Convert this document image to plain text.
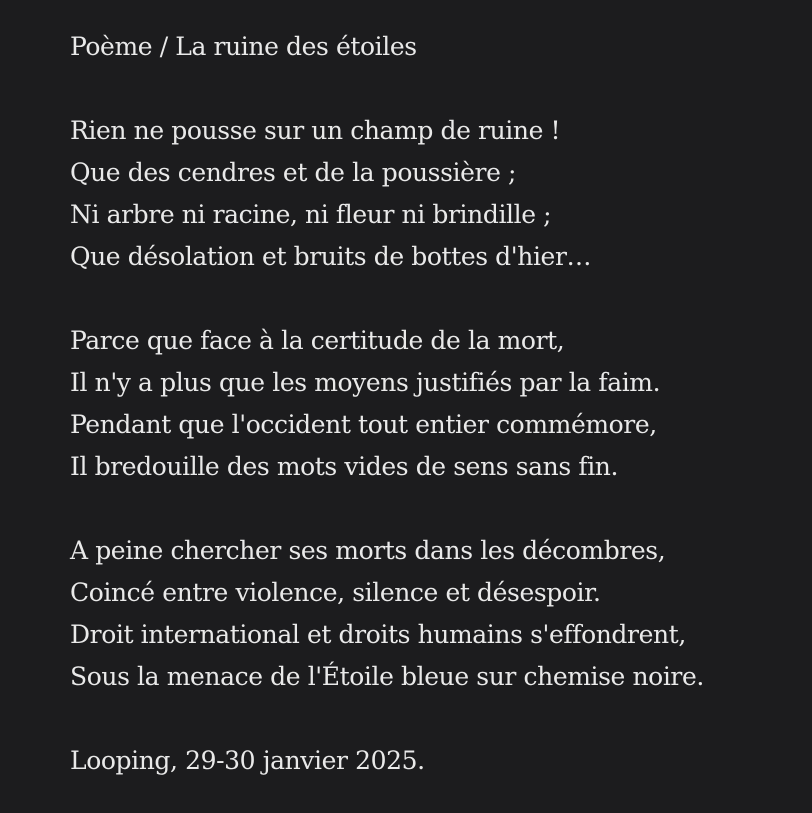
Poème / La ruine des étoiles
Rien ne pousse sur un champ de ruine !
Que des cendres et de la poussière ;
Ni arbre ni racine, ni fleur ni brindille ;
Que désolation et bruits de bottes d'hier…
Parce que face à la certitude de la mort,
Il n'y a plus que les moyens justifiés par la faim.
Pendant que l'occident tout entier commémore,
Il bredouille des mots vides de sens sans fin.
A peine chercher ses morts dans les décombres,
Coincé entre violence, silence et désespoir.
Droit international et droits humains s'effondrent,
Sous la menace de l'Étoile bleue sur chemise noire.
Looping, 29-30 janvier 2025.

________________________________________

§ Problem statement: Leave the pictures out and copy the rest of the data exactly.

§ Solution below:
Convert this document image to plain text.
Poème / La ruine des étoiles
Rien ne pousse sur un champ de ruine !
Que des cendres et de la poussière ;
Ni arbre ni racine, ni fleur ni brindille ;
Que désolation et bruits de bottes d'hier…
Parce que face à la certitude de la mort,
Il n'y a plus que les moyens justifiés par la faim.
Pendant que l'occident tout entier commémore,
Il bredouille des mots vides de sens sans fin.
A peine chercher ses morts dans les décombres,
Coincé entre violence, silence et désespoir.
Droit international et droits humains s'effondrent,
Sous la menace de l'Étoile bleue sur chemise noire.
Looping, 29-30 janvier 2025.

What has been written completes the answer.